* **Stated problem**: Copy every one of the items below word for word, leaving nothing out.

* **Supplied data**:
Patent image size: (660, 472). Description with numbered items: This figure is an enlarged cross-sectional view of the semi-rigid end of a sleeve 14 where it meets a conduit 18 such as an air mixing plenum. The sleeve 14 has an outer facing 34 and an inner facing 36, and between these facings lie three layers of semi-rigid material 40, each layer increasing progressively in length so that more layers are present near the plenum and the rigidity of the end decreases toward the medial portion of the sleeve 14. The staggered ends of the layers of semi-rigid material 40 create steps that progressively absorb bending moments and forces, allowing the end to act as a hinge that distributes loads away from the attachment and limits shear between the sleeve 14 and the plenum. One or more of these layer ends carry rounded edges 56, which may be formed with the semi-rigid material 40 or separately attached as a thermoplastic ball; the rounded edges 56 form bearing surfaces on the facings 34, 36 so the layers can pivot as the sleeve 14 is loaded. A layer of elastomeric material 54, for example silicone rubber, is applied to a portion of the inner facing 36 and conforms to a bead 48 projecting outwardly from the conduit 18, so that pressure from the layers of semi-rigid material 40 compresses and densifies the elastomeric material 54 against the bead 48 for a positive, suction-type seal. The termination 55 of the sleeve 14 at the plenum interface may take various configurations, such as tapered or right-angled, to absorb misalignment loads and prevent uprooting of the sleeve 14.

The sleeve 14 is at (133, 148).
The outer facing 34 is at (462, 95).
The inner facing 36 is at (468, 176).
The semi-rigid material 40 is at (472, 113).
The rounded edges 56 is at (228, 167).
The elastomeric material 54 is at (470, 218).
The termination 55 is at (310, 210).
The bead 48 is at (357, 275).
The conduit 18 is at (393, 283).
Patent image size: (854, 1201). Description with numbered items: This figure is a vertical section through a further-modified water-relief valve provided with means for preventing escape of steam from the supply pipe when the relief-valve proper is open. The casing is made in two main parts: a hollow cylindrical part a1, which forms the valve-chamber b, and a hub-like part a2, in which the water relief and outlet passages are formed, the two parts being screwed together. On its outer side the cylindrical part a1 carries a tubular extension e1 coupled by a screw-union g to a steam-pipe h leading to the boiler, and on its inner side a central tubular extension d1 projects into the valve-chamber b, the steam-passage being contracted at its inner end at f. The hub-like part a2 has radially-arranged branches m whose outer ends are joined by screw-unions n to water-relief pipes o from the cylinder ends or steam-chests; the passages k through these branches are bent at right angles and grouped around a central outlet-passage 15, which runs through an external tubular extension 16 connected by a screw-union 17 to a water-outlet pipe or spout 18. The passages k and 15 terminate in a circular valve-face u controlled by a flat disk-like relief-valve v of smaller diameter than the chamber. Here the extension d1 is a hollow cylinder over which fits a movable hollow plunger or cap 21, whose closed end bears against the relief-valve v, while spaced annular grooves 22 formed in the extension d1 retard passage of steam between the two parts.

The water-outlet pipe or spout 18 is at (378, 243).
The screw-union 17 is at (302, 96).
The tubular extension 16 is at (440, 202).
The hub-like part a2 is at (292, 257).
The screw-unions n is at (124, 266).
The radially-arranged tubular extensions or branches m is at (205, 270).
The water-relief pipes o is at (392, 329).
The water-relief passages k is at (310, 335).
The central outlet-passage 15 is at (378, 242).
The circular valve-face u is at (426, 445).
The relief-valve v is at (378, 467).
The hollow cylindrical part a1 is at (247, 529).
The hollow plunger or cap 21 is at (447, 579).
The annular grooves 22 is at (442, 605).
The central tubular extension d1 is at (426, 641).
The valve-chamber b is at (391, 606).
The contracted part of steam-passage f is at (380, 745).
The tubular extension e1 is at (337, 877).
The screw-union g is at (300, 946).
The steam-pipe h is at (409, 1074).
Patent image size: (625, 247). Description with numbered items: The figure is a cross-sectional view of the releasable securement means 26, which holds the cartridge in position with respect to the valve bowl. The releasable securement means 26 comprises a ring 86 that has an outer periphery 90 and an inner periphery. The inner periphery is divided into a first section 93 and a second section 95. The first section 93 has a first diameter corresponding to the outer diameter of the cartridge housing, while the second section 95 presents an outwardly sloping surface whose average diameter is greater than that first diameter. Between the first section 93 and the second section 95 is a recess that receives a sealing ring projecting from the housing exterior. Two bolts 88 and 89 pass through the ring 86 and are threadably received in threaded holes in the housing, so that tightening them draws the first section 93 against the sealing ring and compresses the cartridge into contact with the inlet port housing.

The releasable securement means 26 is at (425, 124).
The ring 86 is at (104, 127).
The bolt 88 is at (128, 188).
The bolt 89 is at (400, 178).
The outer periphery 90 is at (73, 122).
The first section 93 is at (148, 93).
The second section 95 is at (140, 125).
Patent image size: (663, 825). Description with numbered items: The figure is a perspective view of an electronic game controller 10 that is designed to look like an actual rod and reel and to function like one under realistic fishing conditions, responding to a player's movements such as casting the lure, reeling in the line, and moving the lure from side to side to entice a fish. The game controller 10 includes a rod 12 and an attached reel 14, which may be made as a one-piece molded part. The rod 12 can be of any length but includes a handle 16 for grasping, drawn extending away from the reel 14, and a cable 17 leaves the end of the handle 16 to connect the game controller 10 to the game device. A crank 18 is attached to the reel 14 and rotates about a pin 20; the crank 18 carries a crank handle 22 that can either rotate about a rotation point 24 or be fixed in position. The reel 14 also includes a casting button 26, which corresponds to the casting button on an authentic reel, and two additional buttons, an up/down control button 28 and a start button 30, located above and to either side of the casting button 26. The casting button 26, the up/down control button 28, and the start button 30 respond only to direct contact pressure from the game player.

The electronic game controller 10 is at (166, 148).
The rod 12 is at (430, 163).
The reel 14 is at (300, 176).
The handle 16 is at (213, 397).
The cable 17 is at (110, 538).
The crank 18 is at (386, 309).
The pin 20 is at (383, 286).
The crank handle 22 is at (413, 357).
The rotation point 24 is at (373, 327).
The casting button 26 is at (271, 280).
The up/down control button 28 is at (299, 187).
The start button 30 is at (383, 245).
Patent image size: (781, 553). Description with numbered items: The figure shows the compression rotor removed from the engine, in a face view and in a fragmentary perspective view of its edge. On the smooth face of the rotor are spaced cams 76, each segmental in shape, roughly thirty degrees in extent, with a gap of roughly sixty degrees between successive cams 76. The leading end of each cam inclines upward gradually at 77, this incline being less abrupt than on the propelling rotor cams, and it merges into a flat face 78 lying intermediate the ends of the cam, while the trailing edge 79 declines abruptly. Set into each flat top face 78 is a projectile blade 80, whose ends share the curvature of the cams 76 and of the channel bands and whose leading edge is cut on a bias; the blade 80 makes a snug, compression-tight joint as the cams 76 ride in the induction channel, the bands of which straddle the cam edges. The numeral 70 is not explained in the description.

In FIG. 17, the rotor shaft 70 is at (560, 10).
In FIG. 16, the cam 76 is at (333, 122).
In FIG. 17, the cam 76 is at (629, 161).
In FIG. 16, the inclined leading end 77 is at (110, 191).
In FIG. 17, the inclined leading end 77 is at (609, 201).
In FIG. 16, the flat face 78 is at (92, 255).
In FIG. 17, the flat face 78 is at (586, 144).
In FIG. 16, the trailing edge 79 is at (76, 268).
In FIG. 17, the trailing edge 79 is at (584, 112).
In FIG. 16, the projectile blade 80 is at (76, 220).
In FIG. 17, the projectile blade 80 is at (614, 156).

* **The output**:
Patent image size: (660, 472). Description with numbered items: This figure is an enlarged cross-sectional view of the semi-rigid end of a sleeve 14 where it meets a conduit 18 such as an air mixing plenum. The sleeve 14 has an outer facing 34 and an inner facing 36, and between these facings lie three layers of semi-rigid material 40, each layer increasing progressively in length so that more layers are present near the plenum and the rigidity of the end decreases toward the medial portion of the sleeve 14. The staggered ends of the layers of semi-rigid material 40 create steps that progressively absorb bending moments and forces, allowing the end to act as a hinge that distributes loads away from the attachment and limits shear between the sleeve 14 and the plenum. One or more of these layer ends carry rounded edges 56, which may be formed with the semi-rigid material 40 or separately attached as a thermoplastic ball; the rounded edges 56 form bearing surfaces on the facings 34, 36 so the layers can pivot as the sleeve 14 is loaded. A layer of elastomeric material 54, for example silicone rubber, is applied to a portion of the inner facing 36 and conforms to a bead 48 projecting outwardly from the conduit 18, so that pressure from the layers of semi-rigid material 40 compresses and densifies the elastomeric material 54 against the bead 48 for a positive, suction-type seal. The termination 55 of the sleeve 14 at the plenum interface may take various configurations, such as tapered or right-angled, to absorb misalignment loads and prevent uprooting of the sleeve 14.

The sleeve 14 is at (133, 148).
The outer facing 34 is at (462, 95).
The inner facing 36 is at (468, 176).
The semi-rigid material 40 is at (472, 113).
The rounded edges 56 is at (228, 167).
The elastomeric material 54 is at (470, 218).
The termination 55 is at (310, 210).
The bead 48 is at (357, 275).
The conduit 18 is at (393, 283).
Patent image size: (854, 1201). Description with numbered items: This figure is a vertical section through a further-modified water-relief valve provided with means for preventing escape of steam from the supply pipe when the relief-valve proper is open. The casing is made in two main parts: a hollow cylindrical part a1, which forms the valve-chamber b, and a hub-like part a2, in which the water relief and outlet passages are formed, the two parts being screwed together. On its outer side the cylindrical part a1 carries a tubular extension e1 coupled by a screw-union g to a steam-pipe h leading to the boiler, and on its inner side a central tubular extension d1 projects into the valve-chamber b, the steam-passage being contracted at its inner end at f. The hub-like part a2 has radially-arranged branches m whose outer ends are joined by screw-unions n to water-relief pipes o from the cylinder ends or steam-chests; the passages k through these branches are bent at right angles and grouped around a central outlet-passage 15, which runs through an external tubular extension 16 connected by a screw-union 17 to a water-outlet pipe or spout 18. The passages k and 15 terminate in a circular valve-face u controlled by a flat disk-like relief-valve v of smaller diameter than the chamber. Here the extension d1 is a hollow cylinder over which fits a movable hollow plunger or cap 21, whose closed end bears against the relief-valve v, while spaced annular grooves 22 formed in the extension d1 retard passage of steam between the two parts.

The water-outlet pipe or spout 18 is at (378, 243).
The screw-union 17 is at (302, 96).
The tubular extension 16 is at (440, 202).
The hub-like part a2 is at (292, 257).
The screw-unions n is at (124, 266).
The radially-arranged tubular extensions or branches m is at (205, 270).
The water-relief pipes o is at (392, 329).
The water-relief passages k is at (310, 335).
The central outlet-passage 15 is at (378, 242).
The circular valve-face u is at (426, 445).
The relief-valve v is at (378, 467).
The hollow cylindrical part a1 is at (247, 529).
The hollow plunger or cap 21 is at (447, 579).
The annular grooves 22 is at (442, 605).
The central tubular extension d1 is at (426, 641).
The valve-chamber b is at (391, 606).
The contracted part of steam-passage f is at (380, 745).
The tubular extension e1 is at (337, 877).
The screw-union g is at (300, 946).
The steam-pipe h is at (409, 1074).
Patent image size: (625, 247). Description with numbered items: The figure is a cross-sectional view of the releasable securement means 26, which holds the cartridge in position with respect to the valve bowl. The releasable securement means 26 comprises a ring 86 that has an outer periphery 90 and an inner periphery. The inner periphery is divided into a first section 93 and a second section 95. The first section 93 has a first diameter corresponding to the outer diameter of the cartridge housing, while the second section 95 presents an outwardly sloping surface whose average diameter is greater than that first diameter. Between the first section 93 and the second section 95 is a recess that receives a sealing ring projecting from the housing exterior. Two bolts 88 and 89 pass through the ring 86 and are threadably received in threaded holes in the housing, so that tightening them draws the first section 93 against the sealing ring and compresses the cartridge into contact with the inlet port housing.

The releasable securement means 26 is at (425, 124).
The ring 86 is at (104, 127).
The bolt 88 is at (128, 188).
The bolt 89 is at (400, 178).
The outer periphery 90 is at (73, 122).
The first section 93 is at (148, 93).
The second section 95 is at (140, 125).
Patent image size: (663, 825). Description with numbered items: The figure is a perspective view of an electronic game controller 10 that is designed to look like an actual rod and reel and to function like one under realistic fishing conditions, responding to a player's movements such as casting the lure, reeling in the line, and moving the lure from side to side to entice a fish. The game controller 10 includes a rod 12 and an attached reel 14, which may be made as a one-piece molded part. The rod 12 can be of any length but includes a handle 16 for grasping, drawn extending away from the reel 14, and a cable 17 leaves the end of the handle 16 to connect the game controller 10 to the game device. A crank 18 is attached to the reel 14 and rotates about a pin 20; the crank 18 carries a crank handle 22 that can either rotate about a rotation point 24 or be fixed in position. The reel 14 also includes a casting button 26, which corresponds to the casting button on an authentic reel, and two additional buttons, an up/down control button 28 and a start button 30, located above and to either side of the casting button 26. The casting button 26, the up/down control button 28, and the start button 30 respond only to direct contact pressure from the game player.

The electronic game controller 10 is at (166, 148).
The rod 12 is at (430, 163).
The reel 14 is at (300, 176).
The handle 16 is at (213, 397).
The cable 17 is at (110, 538).
The crank 18 is at (386, 309).
The pin 20 is at (383, 286).
The crank handle 22 is at (413, 357).
The rotation point 24 is at (373, 327).
The casting button 26 is at (271, 280).
The up/down control button 28 is at (299, 187).
The start button 30 is at (383, 245).
Patent image size: (781, 553). Description with numbered items: The figure shows the compression rotor removed from the engine, in a face view and in a fragmentary perspective view of its edge. On the smooth face of the rotor are spaced cams 76, each segmental in shape, roughly thirty degrees in extent, with a gap of roughly sixty degrees between successive cams 76. The leading end of each cam inclines upward gradually at 77, this incline being less abrupt than on the propelling rotor cams, and it merges into a flat face 78 lying intermediate the ends of the cam, while the trailing edge 79 declines abruptly. Set into each flat top face 78 is a projectile blade 80, whose ends share the curvature of the cams 76 and of the channel bands and whose leading edge is cut on a bias; the blade 80 makes a snug, compression-tight joint as the cams 76 ride in the induction channel, the bands of which straddle the cam edges. The numeral 70 is not explained in the description.

In FIG. 17, the rotor shaft 70 is at (560, 10).
In FIG. 16, the cam 76 is at (333, 122).
In FIG. 17, the cam 76 is at (629, 161).
In FIG. 16, the inclined leading end 77 is at (110, 191).
In FIG. 17, the inclined leading end 77 is at (609, 201).
In FIG. 16, the flat face 78 is at (92, 255).
In FIG. 17, the flat face 78 is at (586, 144).
In FIG. 16, the trailing edge 79 is at (76, 268).
In FIG. 17, the trailing edge 79 is at (584, 112).
In FIG. 16, the projectile blade 80 is at (76, 220).
In FIG. 17, the projectile blade 80 is at (614, 156).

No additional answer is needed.